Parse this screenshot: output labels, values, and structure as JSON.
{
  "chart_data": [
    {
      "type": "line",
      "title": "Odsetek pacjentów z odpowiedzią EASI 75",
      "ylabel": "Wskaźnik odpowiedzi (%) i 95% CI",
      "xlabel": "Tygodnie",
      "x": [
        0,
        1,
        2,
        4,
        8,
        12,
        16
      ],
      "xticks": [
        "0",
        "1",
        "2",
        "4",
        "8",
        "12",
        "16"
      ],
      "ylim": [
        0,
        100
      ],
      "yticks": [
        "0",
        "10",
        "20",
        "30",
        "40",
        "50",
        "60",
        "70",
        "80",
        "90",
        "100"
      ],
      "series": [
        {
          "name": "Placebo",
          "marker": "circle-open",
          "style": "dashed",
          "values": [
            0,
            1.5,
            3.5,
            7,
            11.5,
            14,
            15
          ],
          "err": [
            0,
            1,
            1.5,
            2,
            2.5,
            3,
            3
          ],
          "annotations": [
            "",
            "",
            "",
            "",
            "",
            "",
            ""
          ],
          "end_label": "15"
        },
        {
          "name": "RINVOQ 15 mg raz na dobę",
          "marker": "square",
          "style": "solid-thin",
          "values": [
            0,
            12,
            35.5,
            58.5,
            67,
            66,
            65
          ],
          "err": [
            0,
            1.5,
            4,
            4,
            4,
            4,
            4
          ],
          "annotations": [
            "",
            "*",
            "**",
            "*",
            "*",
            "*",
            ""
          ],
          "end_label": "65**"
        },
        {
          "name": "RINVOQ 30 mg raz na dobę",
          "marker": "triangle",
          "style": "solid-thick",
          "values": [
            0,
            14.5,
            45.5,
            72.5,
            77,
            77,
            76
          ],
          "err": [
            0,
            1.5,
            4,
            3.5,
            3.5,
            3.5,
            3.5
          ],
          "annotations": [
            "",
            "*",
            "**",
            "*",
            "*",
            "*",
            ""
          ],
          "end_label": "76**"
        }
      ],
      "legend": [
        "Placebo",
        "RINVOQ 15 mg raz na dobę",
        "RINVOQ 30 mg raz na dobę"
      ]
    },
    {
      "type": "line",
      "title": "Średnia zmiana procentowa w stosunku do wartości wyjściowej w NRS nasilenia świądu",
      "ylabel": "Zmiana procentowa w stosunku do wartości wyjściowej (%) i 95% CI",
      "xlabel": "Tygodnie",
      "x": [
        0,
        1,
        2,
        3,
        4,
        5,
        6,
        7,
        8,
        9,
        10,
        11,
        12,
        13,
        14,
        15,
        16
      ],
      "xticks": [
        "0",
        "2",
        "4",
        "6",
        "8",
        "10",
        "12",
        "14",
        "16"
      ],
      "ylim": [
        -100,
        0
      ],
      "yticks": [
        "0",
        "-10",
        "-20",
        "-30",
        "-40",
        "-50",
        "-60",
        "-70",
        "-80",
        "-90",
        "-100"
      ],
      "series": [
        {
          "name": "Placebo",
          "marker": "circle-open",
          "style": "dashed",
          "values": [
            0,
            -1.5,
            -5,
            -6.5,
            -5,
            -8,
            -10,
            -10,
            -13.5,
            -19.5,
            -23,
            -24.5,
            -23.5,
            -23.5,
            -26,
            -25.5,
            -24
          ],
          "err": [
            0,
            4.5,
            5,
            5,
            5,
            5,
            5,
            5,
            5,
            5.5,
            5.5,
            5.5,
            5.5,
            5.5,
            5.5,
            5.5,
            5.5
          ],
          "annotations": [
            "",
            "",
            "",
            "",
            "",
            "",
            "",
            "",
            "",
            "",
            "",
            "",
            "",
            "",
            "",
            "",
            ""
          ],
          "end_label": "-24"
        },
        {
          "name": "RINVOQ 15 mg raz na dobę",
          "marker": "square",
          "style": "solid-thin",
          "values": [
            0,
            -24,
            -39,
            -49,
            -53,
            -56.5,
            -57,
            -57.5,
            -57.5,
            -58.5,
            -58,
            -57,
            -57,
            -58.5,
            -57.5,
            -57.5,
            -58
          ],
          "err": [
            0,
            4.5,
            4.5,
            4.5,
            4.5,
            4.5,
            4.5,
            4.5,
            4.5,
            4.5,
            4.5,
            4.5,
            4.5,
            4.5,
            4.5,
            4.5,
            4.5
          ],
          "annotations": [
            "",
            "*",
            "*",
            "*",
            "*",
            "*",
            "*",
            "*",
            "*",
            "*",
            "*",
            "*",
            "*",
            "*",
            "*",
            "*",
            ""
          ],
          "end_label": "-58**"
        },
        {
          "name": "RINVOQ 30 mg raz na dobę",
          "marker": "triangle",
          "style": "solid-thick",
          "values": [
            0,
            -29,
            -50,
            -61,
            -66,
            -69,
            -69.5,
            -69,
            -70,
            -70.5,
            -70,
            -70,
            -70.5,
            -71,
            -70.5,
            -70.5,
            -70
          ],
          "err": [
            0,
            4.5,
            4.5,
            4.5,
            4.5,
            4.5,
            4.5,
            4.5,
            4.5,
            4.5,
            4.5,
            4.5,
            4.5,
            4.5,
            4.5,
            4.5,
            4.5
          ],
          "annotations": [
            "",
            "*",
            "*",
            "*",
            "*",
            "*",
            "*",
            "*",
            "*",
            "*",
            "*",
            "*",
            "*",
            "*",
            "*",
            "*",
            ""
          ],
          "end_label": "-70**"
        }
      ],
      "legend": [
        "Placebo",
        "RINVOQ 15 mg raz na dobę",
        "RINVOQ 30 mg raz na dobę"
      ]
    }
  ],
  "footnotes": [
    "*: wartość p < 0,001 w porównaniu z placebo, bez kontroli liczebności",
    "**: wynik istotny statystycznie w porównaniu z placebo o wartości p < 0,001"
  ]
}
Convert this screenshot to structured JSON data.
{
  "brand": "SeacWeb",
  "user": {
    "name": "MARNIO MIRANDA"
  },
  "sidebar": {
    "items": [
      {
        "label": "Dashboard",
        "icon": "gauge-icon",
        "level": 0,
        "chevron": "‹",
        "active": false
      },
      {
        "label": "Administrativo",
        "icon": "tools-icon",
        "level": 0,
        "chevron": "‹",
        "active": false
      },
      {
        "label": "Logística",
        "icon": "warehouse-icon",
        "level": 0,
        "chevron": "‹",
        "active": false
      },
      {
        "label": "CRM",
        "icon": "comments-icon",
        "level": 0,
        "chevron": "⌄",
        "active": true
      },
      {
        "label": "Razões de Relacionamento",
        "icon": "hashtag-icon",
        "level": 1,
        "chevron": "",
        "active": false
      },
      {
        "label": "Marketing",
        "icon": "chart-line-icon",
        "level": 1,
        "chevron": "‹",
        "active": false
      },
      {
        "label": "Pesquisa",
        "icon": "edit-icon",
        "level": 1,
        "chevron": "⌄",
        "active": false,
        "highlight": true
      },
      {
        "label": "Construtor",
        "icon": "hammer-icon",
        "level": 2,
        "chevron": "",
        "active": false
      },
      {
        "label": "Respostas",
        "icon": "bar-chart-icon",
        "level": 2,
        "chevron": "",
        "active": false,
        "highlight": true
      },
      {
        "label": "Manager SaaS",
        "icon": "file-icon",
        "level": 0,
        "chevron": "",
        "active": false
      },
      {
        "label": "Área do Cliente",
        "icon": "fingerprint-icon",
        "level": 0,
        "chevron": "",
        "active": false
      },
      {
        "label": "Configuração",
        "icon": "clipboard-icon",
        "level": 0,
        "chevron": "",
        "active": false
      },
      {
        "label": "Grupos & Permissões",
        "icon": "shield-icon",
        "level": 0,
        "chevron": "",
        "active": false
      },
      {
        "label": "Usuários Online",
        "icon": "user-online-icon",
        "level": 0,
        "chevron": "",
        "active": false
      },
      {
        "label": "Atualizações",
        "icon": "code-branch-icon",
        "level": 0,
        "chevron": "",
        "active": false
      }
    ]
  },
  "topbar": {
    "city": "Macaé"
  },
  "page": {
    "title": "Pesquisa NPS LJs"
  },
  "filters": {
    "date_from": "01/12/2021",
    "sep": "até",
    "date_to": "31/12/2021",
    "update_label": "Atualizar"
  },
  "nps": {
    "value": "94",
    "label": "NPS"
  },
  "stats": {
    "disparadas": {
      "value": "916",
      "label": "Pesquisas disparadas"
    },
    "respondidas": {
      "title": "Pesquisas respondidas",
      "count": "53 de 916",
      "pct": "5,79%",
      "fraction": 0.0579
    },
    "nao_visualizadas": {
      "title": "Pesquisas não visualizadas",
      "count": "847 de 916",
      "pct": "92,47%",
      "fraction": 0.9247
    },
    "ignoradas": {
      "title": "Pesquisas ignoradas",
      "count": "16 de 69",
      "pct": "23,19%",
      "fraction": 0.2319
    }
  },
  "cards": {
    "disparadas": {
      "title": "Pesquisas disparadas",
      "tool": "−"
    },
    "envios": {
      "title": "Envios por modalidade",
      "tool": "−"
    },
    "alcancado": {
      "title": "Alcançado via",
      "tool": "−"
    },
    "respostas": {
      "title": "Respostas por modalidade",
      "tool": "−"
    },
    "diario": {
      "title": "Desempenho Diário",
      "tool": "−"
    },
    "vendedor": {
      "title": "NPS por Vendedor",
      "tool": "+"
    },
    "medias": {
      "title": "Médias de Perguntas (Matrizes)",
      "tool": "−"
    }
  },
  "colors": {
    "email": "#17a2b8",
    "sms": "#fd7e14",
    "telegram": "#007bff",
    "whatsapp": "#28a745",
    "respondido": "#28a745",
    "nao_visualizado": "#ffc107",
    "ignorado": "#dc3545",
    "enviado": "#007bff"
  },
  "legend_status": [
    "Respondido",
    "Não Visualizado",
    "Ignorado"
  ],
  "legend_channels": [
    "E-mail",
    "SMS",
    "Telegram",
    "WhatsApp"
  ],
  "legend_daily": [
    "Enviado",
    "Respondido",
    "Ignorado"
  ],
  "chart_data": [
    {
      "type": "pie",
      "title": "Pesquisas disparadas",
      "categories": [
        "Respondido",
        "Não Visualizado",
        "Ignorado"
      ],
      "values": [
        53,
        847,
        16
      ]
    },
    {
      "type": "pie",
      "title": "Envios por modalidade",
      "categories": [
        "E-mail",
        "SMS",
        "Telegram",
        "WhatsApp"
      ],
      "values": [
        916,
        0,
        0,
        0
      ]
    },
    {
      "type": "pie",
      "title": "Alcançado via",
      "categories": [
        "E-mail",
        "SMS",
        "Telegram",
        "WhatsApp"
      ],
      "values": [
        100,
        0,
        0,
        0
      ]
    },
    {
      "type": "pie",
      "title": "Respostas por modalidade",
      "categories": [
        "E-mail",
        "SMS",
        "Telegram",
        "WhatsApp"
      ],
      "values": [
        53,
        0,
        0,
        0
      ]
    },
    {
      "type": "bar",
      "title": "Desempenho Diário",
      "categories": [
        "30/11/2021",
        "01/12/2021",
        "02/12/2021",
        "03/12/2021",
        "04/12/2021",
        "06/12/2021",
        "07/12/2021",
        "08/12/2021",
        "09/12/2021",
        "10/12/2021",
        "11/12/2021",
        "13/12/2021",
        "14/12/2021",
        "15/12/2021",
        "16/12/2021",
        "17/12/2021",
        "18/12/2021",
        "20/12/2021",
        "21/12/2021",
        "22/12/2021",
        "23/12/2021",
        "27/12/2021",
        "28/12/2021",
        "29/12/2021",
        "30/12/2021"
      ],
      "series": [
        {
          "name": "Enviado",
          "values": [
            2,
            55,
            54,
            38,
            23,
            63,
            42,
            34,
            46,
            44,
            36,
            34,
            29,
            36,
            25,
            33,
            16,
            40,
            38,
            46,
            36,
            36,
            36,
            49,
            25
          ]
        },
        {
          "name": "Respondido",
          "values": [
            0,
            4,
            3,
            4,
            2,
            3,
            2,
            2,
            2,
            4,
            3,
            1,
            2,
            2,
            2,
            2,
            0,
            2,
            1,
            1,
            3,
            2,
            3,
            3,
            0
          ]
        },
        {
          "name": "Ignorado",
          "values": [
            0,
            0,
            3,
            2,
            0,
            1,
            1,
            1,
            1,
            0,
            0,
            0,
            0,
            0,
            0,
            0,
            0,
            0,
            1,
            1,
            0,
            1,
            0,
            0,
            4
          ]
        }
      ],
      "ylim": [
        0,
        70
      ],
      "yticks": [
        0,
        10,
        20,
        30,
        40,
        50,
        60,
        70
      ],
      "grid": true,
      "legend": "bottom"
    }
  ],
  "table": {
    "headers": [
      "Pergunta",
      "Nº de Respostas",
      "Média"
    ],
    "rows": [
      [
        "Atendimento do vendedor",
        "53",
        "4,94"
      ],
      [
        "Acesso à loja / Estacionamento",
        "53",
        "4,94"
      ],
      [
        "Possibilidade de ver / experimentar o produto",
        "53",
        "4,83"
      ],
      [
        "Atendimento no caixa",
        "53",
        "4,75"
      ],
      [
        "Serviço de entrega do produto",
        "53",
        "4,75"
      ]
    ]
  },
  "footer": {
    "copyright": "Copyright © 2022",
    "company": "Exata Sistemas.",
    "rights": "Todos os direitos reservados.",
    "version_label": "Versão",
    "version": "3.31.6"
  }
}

________

Task:
Collect the lines of the records that include the string "true".

Solution for this exercise:
        "active": true
        "highlight": true
        "highlight": true
      "grid": true,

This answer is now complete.